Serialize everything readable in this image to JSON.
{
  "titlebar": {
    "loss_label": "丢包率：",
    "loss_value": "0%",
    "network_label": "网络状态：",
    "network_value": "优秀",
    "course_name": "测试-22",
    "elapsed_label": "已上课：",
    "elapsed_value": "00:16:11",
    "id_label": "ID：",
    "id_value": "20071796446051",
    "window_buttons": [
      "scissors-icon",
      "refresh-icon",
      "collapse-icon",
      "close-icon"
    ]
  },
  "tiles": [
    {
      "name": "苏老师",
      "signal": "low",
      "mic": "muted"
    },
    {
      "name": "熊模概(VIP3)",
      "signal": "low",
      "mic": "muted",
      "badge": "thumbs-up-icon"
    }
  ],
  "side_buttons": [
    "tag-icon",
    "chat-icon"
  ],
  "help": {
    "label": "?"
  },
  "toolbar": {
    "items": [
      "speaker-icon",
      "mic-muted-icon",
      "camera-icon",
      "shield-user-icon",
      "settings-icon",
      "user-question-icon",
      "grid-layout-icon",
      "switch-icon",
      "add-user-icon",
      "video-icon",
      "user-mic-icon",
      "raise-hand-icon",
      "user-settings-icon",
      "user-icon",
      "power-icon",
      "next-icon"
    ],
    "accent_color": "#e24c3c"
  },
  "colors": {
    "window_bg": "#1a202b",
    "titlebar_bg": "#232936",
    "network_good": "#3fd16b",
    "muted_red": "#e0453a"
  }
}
....................
* Task details *
Print every record exactly as it was given.

* Written solution *
Serialize everything readable in this image to JSON.
{
  "titlebar": {
    "loss_label": "丢包率：",
    "loss_value": "0%",
    "network_label": "网络状态：",
    "network_value": "优秀",
    "course_name": "测试-22",
    "elapsed_label": "已上课：",
    "elapsed_value": "00:16:11",
    "id_label": "ID：",
    "id_value": "20071796446051",
    "window_buttons": [
      "scissors-icon",
      "refresh-icon",
      "collapse-icon",
      "close-icon"
    ]
  },
  "tiles": [
    {
      "name": "苏老师",
      "signal": "low",
      "mic": "muted"
    },
    {
      "name": "熊模概(VIP3)",
      "signal": "low",
      "mic": "muted",
      "badge": "thumbs-up-icon"
    }
  ],
  "side_buttons": [
    "tag-icon",
    "chat-icon"
  ],
  "help": {
    "label": "?"
  },
  "toolbar": {
    "items": [
      "speaker-icon",
      "mic-muted-icon",
      "camera-icon",
      "shield-user-icon",
      "settings-icon",
      "user-question-icon",
      "grid-layout-icon",
      "switch-icon",
      "add-user-icon",
      "video-icon",
      "user-mic-icon",
      "raise-hand-icon",
      "user-settings-icon",
      "user-icon",
      "power-icon",
      "next-icon"
    ],
    "accent_color": "#e24c3c"
  },
  "colors": {
    "window_bg": "#1a202b",
    "titlebar_bg": "#232936",
    "network_good": "#3fd16b",
    "muted_red": "#e0453a"
  }
}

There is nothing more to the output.